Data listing
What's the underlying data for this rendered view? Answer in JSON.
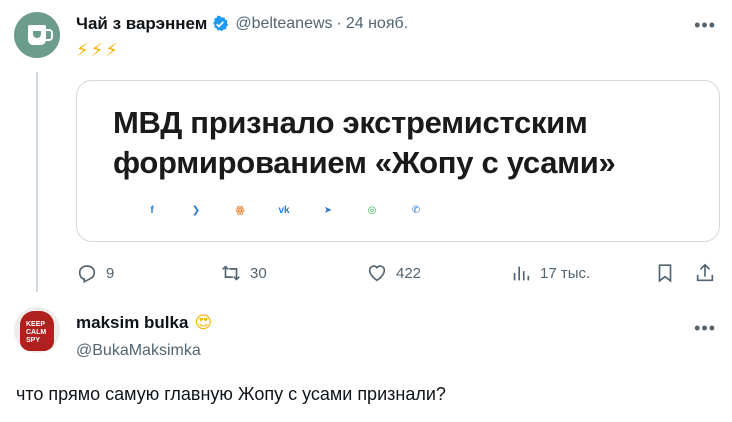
{
  "tweet": {
    "author_name": "Чай з варэннем",
    "author_handle": "@belteanews",
    "date": "24 нояб.",
    "emojis": "⚡⚡⚡",
    "card": {
      "headline_line1": "МВД признало экстремистским",
      "headline_line2": "формированием «Жопу с усами»",
      "share_icons": [
        "facebook-icon",
        "twitter-icon",
        "odnoklassniki-icon",
        "vk-icon",
        "telegram-icon",
        "whatsapp-icon",
        "viber-icon"
      ],
      "share_glyphs": [
        "f",
        "❯",
        "ꙮ",
        "vk",
        "➤",
        "◎",
        "✆"
      ]
    },
    "actions": {
      "replies": "9",
      "retweets": "30",
      "likes": "422",
      "views": "17 тыс."
    }
  },
  "reply": {
    "author_name": "maksim bulka",
    "author_emoji": "😍",
    "author_handle": "@BukaMaksimka",
    "text": "что прямо самую главную Жопу с усами признали?",
    "avatar_text": "KEEP CALM SPY"
  },
  "colors": {
    "accent": "#1d9bf0",
    "muted": "#536471",
    "border": "#cfd9de"
  }
}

◆ WHAT YOU NEED TO DO:
Exclude all images and restate the records above word for word.

◆ FULL ANSWER:
What's the underlying data for this rendered view? Answer in JSON.
{
  "tweet": {
    "author_name": "Чай з варэннем",
    "author_handle": "@belteanews",
    "date": "24 нояб.",
    "emojis": "⚡⚡⚡",
    "card": {
      "headline_line1": "МВД признало экстремистским",
      "headline_line2": "формированием «Жопу с усами»",
      "share_icons": [
        "facebook-icon",
        "twitter-icon",
        "odnoklassniki-icon",
        "vk-icon",
        "telegram-icon",
        "whatsapp-icon",
        "viber-icon"
      ],
      "share_glyphs": [
        "f",
        "❯",
        "ꙮ",
        "vk",
        "➤",
        "◎",
        "✆"
      ]
    },
    "actions": {
      "replies": "9",
      "retweets": "30",
      "likes": "422",
      "views": "17 тыс."
    }
  },
  "reply": {
    "author_name": "maksim bulka",
    "author_emoji": "😍",
    "author_handle": "@BukaMaksimka",
    "text": "что прямо самую главную Жопу с усами признали?",
    "avatar_text": "KEEP CALM SPY"
  },
  "colors": {
    "accent": "#1d9bf0",
    "muted": "#536471",
    "border": "#cfd9de"
  }
}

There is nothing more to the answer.